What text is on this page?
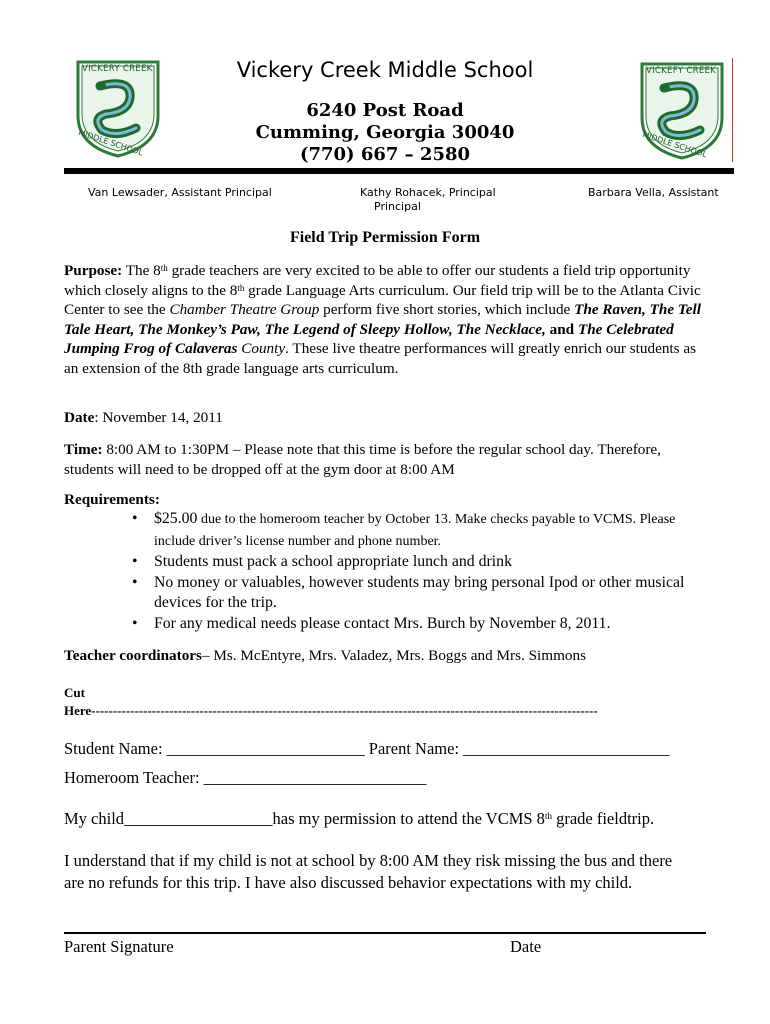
VICKERY CREEK
MIDDLE SCHOOL
VICKEFY CREEK
MIDDLE SCHOOL
Vickery Creek Middle School
6240 Post Road
Cumming, Georgia 30040
(770) 667 – 2580
Van Lewsader, Assistant Principal	Kathy Rohacek, Principal
Principal
Barbara Vella, Assistant
Field Trip Permission Form
Purpose: The 8th grade teachers are very excited to be able to offer our students a field trip opportunity which closely aligns to the 8th grade Language Arts curriculum. Our field trip will be to the Atlanta Civic Center to see the Chamber Theatre Group perform five short stories, which include The Raven, The Tell Tale Heart, The Monkey’s Paw, The Legend of Sleepy Hollow, The Necklace, and The Celebrated Jumping Frog of Calaveras County. These live theatre performances will greatly enrich our students as an extension of the 8th grade language arts curriculum.
Date: November 14, 2011
Time: 8:00 AM to 1:30PM – Please note that this time is before the regular school day. Therefore, students will need to be dropped off at the gym door at 8:00 AM
Requirements:
• $25.00 due to the homeroom teacher by October 13. Make checks payable to VCMS. Please include driver’s license number and phone number.
• Students must pack a school appropriate lunch and drink
• No money or valuables, however students may bring personal Ipod or other musical devices for the trip.
• For any medical needs please contact Mrs. Burch by November 8, 2011.
Teacher coordinators– Ms. McEntyre, Mrs. Valadez, Mrs. Boggs and Mrs. Simmons
Cut
Here---------------------------------------------------------------------------------------------------------------------
Student Name: ________________________ Parent Name: _________________________
Homeroom Teacher: ___________________________
My child__________________has my permission to attend the VCMS 8th grade fieldtrip.
I understand that if my child is not at school by 8:00 AM they risk missing the bus and there are no refunds for this trip. I have also discussed behavior expectations with my child.
Parent Signature	Date
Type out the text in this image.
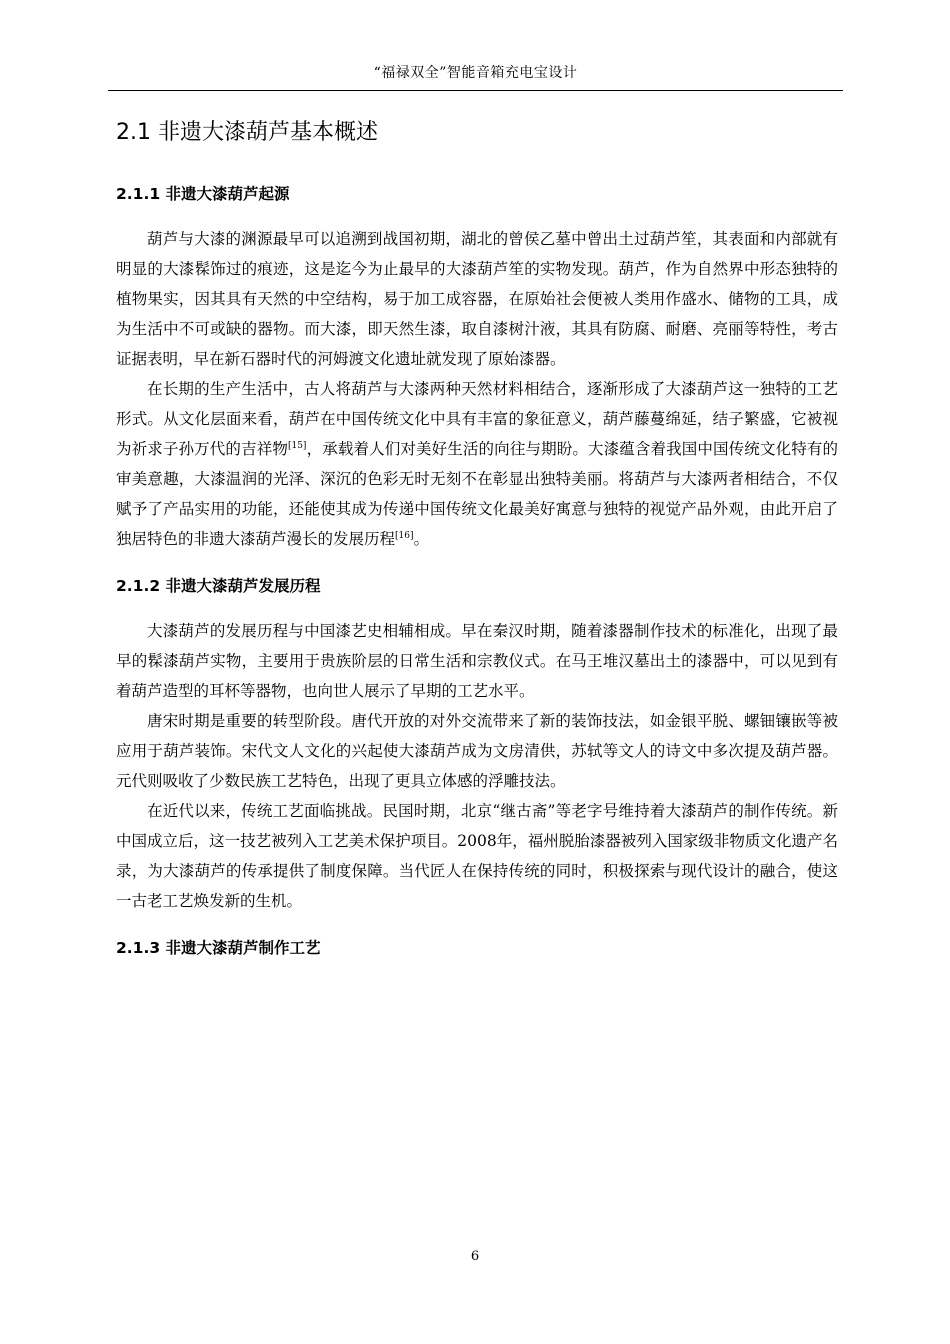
“福禄双全”智能音箱充电宝设计
2.1 非遗大漆葫芦基本概述
2.1.1 非遗大漆葫芦起源

葫芦与大漆的渊源最早可以追溯到战国初期，湖北的曾侯乙墓中曾出土过葫芦笙，其表面和内部就有明显的大漆髹饰过的痕迹，这是迄今为止最早的大漆葫芦笙的实物发现。葫芦，作为自然界中形态独特的植物果实，因其具有天然的中空结构，易于加工成容器，在原始社会便被人类用作盛水、储物的工具，成为生活中不可或缺的器物。而大漆，即天然生漆，取自漆树汁液，其具有防腐、耐磨、亮丽等特性，考古证据表明，早在新石器时代的河姆渡文化遗址就发现了原始漆器。

在长期的生产生活中，古人将葫芦与大漆两种天然材料相结合，逐渐形成了大漆葫芦这一独特的工艺形式。从文化层面来看，葫芦在中国传统文化中具有丰富的象征意义，葫芦藤蔓绵延，结子繁盛，它被视为祈求子孙万代的吉祥物[15]，承载着人们对美好生活的向往与期盼。大漆蕴含着我国中国传统文化特有的审美意趣，大漆温润的光泽、深沉的色彩无时无刻不在彰显出独特美丽。将葫芦与大漆两者相结合，不仅赋予了产品实用的功能，还能使其成为传递中国传统文化最美好寓意与独特的视觉产品外观，由此开启了独居特色的非遗大漆葫芦漫长的发展历程[16]。

2.1.2 非遗大漆葫芦发展历程

大漆葫芦的发展历程与中国漆艺史相辅相成。早在秦汉时期，随着漆器制作技术的标准化，出现了最早的髹漆葫芦实物，主要用于贵族阶层的日常生活和宗教仪式。在马王堆汉墓出土的漆器中，可以见到有着葫芦造型的耳杯等器物，也向世人展示了早期的工艺水平。

唐宋时期是重要的转型阶段。唐代开放的对外交流带来了新的装饰技法，如金银平脱、螺钿镶嵌等被应用于葫芦装饰。宋代文人文化的兴起使大漆葫芦成为文房清供，苏轼等文人的诗文中多次提及葫芦器。元代则吸收了少数民族工艺特色，出现了更具立体感的浮雕技法。

在近代以来，传统工艺面临挑战。民国时期，北京“继古斋”等老字号维持着大漆葫芦的制作传统。新中国成立后，这一技艺被列入工艺美术保护项目。2008年，福州脱胎漆器被列入国家级非物质文化遗产名录，为大漆葫芦的传承提供了制度保障。当代匠人在保持传统的同时，积极探索与现代设计的融合，使这一古老工艺焕发新的生机。

2.1.3 非遗大漆葫芦制作工艺
6
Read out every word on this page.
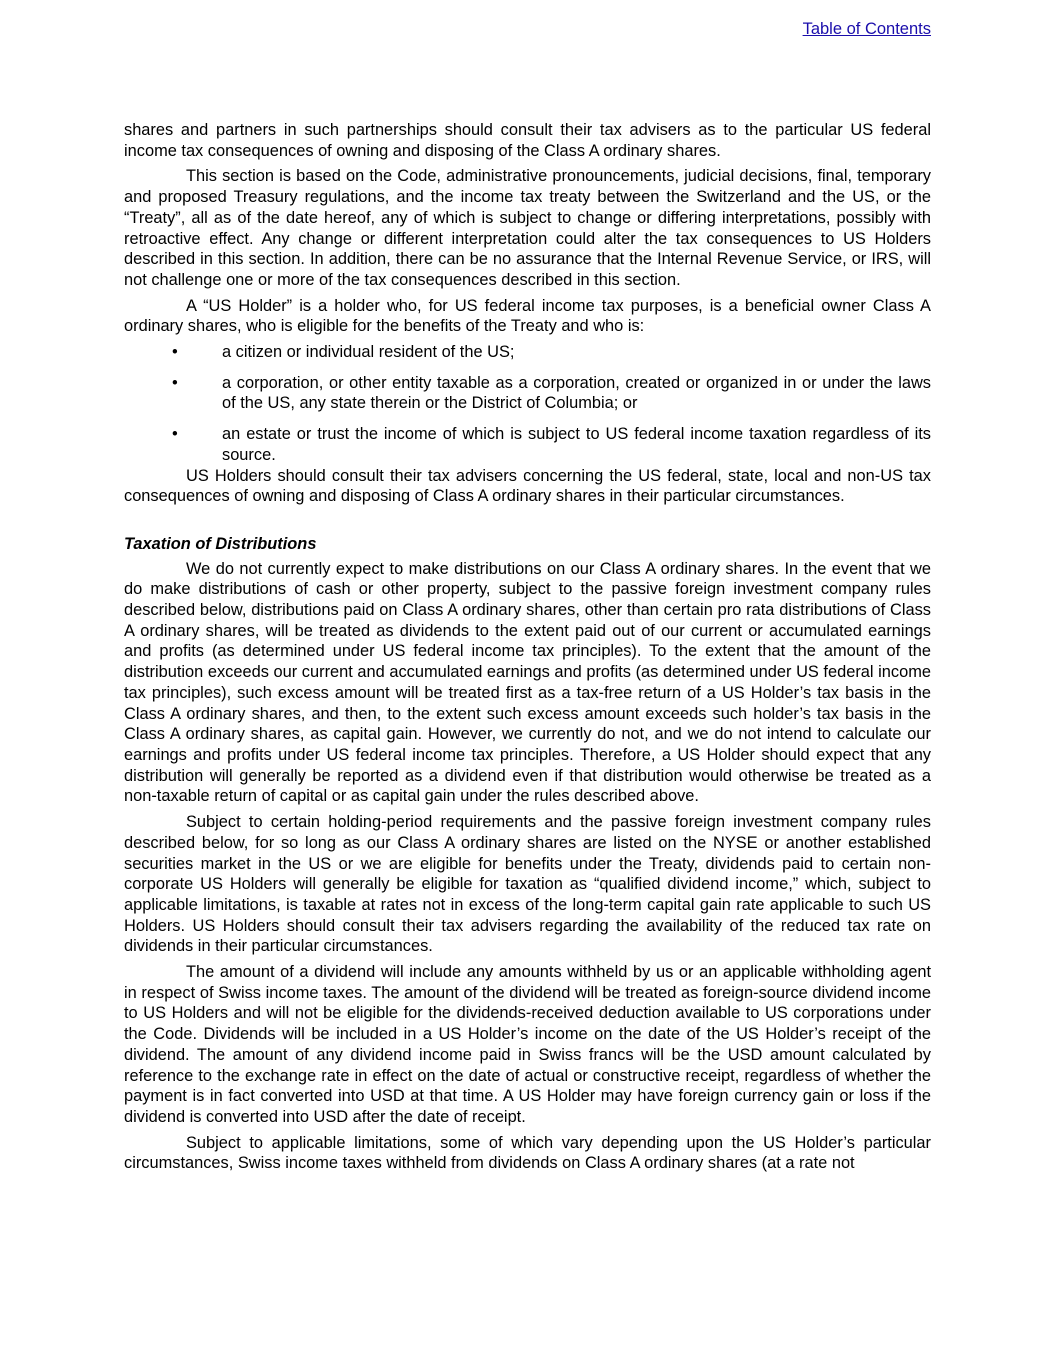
Table of Contents

shares and partners in such partnerships should consult their tax advisers as to the particular US federal income tax consequences of owning and disposing of the Class A ordinary shares.

This section is based on the Code, administrative pronouncements, judicial decisions, final, temporary and proposed Treasury regulations, and the income tax treaty between the Switzerland and the US, or the “Treaty”, all as of the date hereof, any of which is subject to change or differing interpretations, possibly with retroactive effect. Any change or different interpretation could alter the tax consequences to US Holders described in this section. In addition, there can be no assurance that the Internal Revenue Service, or IRS, will not challenge one or more of the tax consequences described in this section.

A “US Holder” is a holder who, for US federal income tax purposes, is a beneficial owner Class A ordinary shares, who is eligible for the benefits of the Treaty and who is:

•	a citizen or individual resident of the US;
•	a corporation, or other entity taxable as a corporation, created or organized in or under the laws of the US, any state therein or the District of Columbia; or
•	an estate or trust the income of which is subject to US federal income taxation regardless of its source.

US Holders should consult their tax advisers concerning the US federal, state, local and non-US tax consequences of owning and disposing of Class A ordinary shares in their particular circumstances.

Taxation of Distributions

We do not currently expect to make distributions on our Class A ordinary shares. In the event that we do make distributions of cash or other property, subject to the passive foreign investment company rules described below, distributions paid on Class A ordinary shares, other than certain pro rata distributions of Class A ordinary shares, will be treated as dividends to the extent paid out of our current or accumulated earnings and profits (as determined under US federal income tax principles). To the extent that the amount of the distribution exceeds our current and accumulated earnings and profits (as determined under US federal income tax principles), such excess amount will be treated first as a tax-free return of a US Holder’s tax basis in the Class A ordinary shares, and then, to the extent such excess amount exceeds such holder’s tax basis in the Class A ordinary shares, as capital gain. However, we currently do not, and we do not intend to calculate our earnings and profits under US federal income tax principles. Therefore, a US Holder should expect that any distribution will generally be reported as a dividend even if that distribution would otherwise be treated as a non-taxable return of capital or as capital gain under the rules described above.

Subject to certain holding-period requirements and the passive foreign investment company rules described below, for so long as our Class A ordinary shares are listed on the NYSE or another established securities market in the US or we are eligible for benefits under the Treaty, dividends paid to certain non-corporate US Holders will generally be eligible for taxation as “qualified dividend income,” which, subject to applicable limitations, is taxable at rates not in excess of the long-term capital gain rate applicable to such US Holders. US Holders should consult their tax advisers regarding the availability of the reduced tax rate on dividends in their particular circumstances.

The amount of a dividend will include any amounts withheld by us or an applicable withholding agent in respect of Swiss income taxes. The amount of the dividend will be treated as foreign-source dividend income to US Holders and will not be eligible for the dividends-received deduction available to US corporations under the Code. Dividends will be included in a US Holder’s income on the date of the US Holder’s receipt of the dividend. The amount of any dividend income paid in Swiss francs will be the USD amount calculated by reference to the exchange rate in effect on the date of actual or constructive receipt, regardless of whether the payment is in fact converted into USD at that time. A US Holder may have foreign currency gain or loss if the dividend is converted into USD after the date of receipt.

Subject to applicable limitations, some of which vary depending upon the US Holder’s particular circumstances, Swiss income taxes withheld from dividends on Class A ordinary shares (at a rate not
------
:: DIRECTIONS ::
Retype all the records shown above, character for character. Omit every picture.

:: TASK RESPONSE ::
What text is on this page?
VICKERY CREEK
MIDDLE SCHOOL
VICKEFY CREEK
MIDDLE SCHOOL
Vickery Creek Middle School
6240 Post Road
Cumming, Georgia 30040
(770) 667 – 2580
Van Lewsader, Assistant Principal	Kathy Rohacek, Principal
Principal
Barbara Vella, Assistant
Field Trip Permission Form
Purpose: The 8th grade teachers are very excited to be able to offer our students a field trip opportunity which closely aligns to the 8th grade Language Arts curriculum. Our field trip will be to the Atlanta Civic Center to see the Chamber Theatre Group perform five short stories, which include The Raven, The Tell Tale Heart, The Monkey’s Paw, The Legend of Sleepy Hollow, The Necklace, and The Celebrated Jumping Frog of Calaveras County. These live theatre performances will greatly enrich our students as an extension of the 8th grade language arts curriculum.
Date: November 14, 2011
Time: 8:00 AM to 1:30PM – Please note that this time is before the regular school day. Therefore, students will need to be dropped off at the gym door at 8:00 AM
Requirements:
• $25.00 due to the homeroom teacher by October 13. Make checks payable to VCMS. Please include driver’s license number and phone number.
• Students must pack a school appropriate lunch and drink
• No money or valuables, however students may bring personal Ipod or other musical devices for the trip.
• For any medical needs please contact Mrs. Burch by November 8, 2011.
Teacher coordinators– Ms. McEntyre, Mrs. Valadez, Mrs. Boggs and Mrs. Simmons
Cut
Here---------------------------------------------------------------------------------------------------------------------
Student Name: ________________________ Parent Name: _________________________
Homeroom Teacher: ___________________________
My child__________________has my permission to attend the VCMS 8th grade fieldtrip.
I understand that if my child is not at school by 8:00 AM they risk missing the bus and there are no refunds for this trip. I have also discussed behavior expectations with my child.
Parent Signature	Date
Type out the text in this image.
“福禄双全”智能音箱充电宝设计
2.1 非遗大漆葫芦基本概述
2.1.1 非遗大漆葫芦起源

葫芦与大漆的渊源最早可以追溯到战国初期，湖北的曾侯乙墓中曾出土过葫芦笙，其表面和内部就有明显的大漆髹饰过的痕迹，这是迄今为止最早的大漆葫芦笙的实物发现。葫芦，作为自然界中形态独特的植物果实，因其具有天然的中空结构，易于加工成容器，在原始社会便被人类用作盛水、储物的工具，成为生活中不可或缺的器物。而大漆，即天然生漆，取自漆树汁液，其具有防腐、耐磨、亮丽等特性，考古证据表明，早在新石器时代的河姆渡文化遗址就发现了原始漆器。

在长期的生产生活中，古人将葫芦与大漆两种天然材料相结合，逐渐形成了大漆葫芦这一独特的工艺形式。从文化层面来看，葫芦在中国传统文化中具有丰富的象征意义，葫芦藤蔓绵延，结子繁盛，它被视为祈求子孙万代的吉祥物[15]，承载着人们对美好生活的向往与期盼。大漆蕴含着我国中国传统文化特有的审美意趣，大漆温润的光泽、深沉的色彩无时无刻不在彰显出独特美丽。将葫芦与大漆两者相结合，不仅赋予了产品实用的功能，还能使其成为传递中国传统文化最美好寓意与独特的视觉产品外观，由此开启了独居特色的非遗大漆葫芦漫长的发展历程[16]。

2.1.2 非遗大漆葫芦发展历程

大漆葫芦的发展历程与中国漆艺史相辅相成。早在秦汉时期，随着漆器制作技术的标准化，出现了最早的髹漆葫芦实物，主要用于贵族阶层的日常生活和宗教仪式。在马王堆汉墓出土的漆器中，可以见到有着葫芦造型的耳杯等器物，也向世人展示了早期的工艺水平。

唐宋时期是重要的转型阶段。唐代开放的对外交流带来了新的装饰技法，如金银平脱、螺钿镶嵌等被应用于葫芦装饰。宋代文人文化的兴起使大漆葫芦成为文房清供，苏轼等文人的诗文中多次提及葫芦器。元代则吸收了少数民族工艺特色，出现了更具立体感的浮雕技法。

在近代以来，传统工艺面临挑战。民国时期，北京“继古斋”等老字号维持着大漆葫芦的制作传统。新中国成立后，这一技艺被列入工艺美术保护项目。2008年，福州脱胎漆器被列入国家级非物质文化遗产名录，为大漆葫芦的传承提供了制度保障。当代匠人在保持传统的同时，积极探索与现代设计的融合，使这一古老工艺焕发新的生机。

2.1.3 非遗大漆葫芦制作工艺
6
Read out every word on this page.
Table of Contents

shares and partners in such partnerships should consult their tax advisers as to the particular US federal income tax consequences of owning and disposing of the Class A ordinary shares.

This section is based on the Code, administrative pronouncements, judicial decisions, final, temporary and proposed Treasury regulations, and the income tax treaty between the Switzerland and the US, or the “Treaty”, all as of the date hereof, any of which is subject to change or differing interpretations, possibly with retroactive effect. Any change or different interpretation could alter the tax consequences to US Holders described in this section. In addition, there can be no assurance that the Internal Revenue Service, or IRS, will not challenge one or more of the tax consequences described in this section.

A “US Holder” is a holder who, for US federal income tax purposes, is a beneficial owner Class A ordinary shares, who is eligible for the benefits of the Treaty and who is:

•	a citizen or individual resident of the US;
•	a corporation, or other entity taxable as a corporation, created or organized in or under the laws of the US, any state therein or the District of Columbia; or
•	an estate or trust the income of which is subject to US federal income taxation regardless of its source.

US Holders should consult their tax advisers concerning the US federal, state, local and non-US tax consequences of owning and disposing of Class A ordinary shares in their particular circumstances.

Taxation of Distributions

We do not currently expect to make distributions on our Class A ordinary shares. In the event that we do make distributions of cash or other property, subject to the passive foreign investment company rules described below, distributions paid on Class A ordinary shares, other than certain pro rata distributions of Class A ordinary shares, will be treated as dividends to the extent paid out of our current or accumulated earnings and profits (as determined under US federal income tax principles). To the extent that the amount of the distribution exceeds our current and accumulated earnings and profits (as determined under US federal income tax principles), such excess amount will be treated first as a tax-free return of a US Holder’s tax basis in the Class A ordinary shares, and then, to the extent such excess amount exceeds such holder’s tax basis in the Class A ordinary shares, as capital gain. However, we currently do not, and we do not intend to calculate our earnings and profits under US federal income tax principles. Therefore, a US Holder should expect that any distribution will generally be reported as a dividend even if that distribution would otherwise be treated as a non-taxable return of capital or as capital gain under the rules described above.

Subject to certain holding-period requirements and the passive foreign investment company rules described below, for so long as our Class A ordinary shares are listed on the NYSE or another established securities market in the US or we are eligible for benefits under the Treaty, dividends paid to certain non-corporate US Holders will generally be eligible for taxation as “qualified dividend income,” which, subject to applicable limitations, is taxable at rates not in excess of the long-term capital gain rate applicable to such US Holders. US Holders should consult their tax advisers regarding the availability of the reduced tax rate on dividends in their particular circumstances.

The amount of a dividend will include any amounts withheld by us or an applicable withholding agent in respect of Swiss income taxes. The amount of the dividend will be treated as foreign-source dividend income to US Holders and will not be eligible for the dividends-received deduction available to US corporations under the Code. Dividends will be included in a US Holder’s income on the date of the US Holder’s receipt of the dividend. The amount of any dividend income paid in Swiss francs will be the USD amount calculated by reference to the exchange rate in effect on the date of actual or constructive receipt, regardless of whether the payment is in fact converted into USD at that time. A US Holder may have foreign currency gain or loss if the dividend is converted into USD after the date of receipt.

Subject to applicable limitations, some of which vary depending upon the US Holder’s particular circumstances, Swiss income taxes withheld from dividends on Class A ordinary shares (at a rate not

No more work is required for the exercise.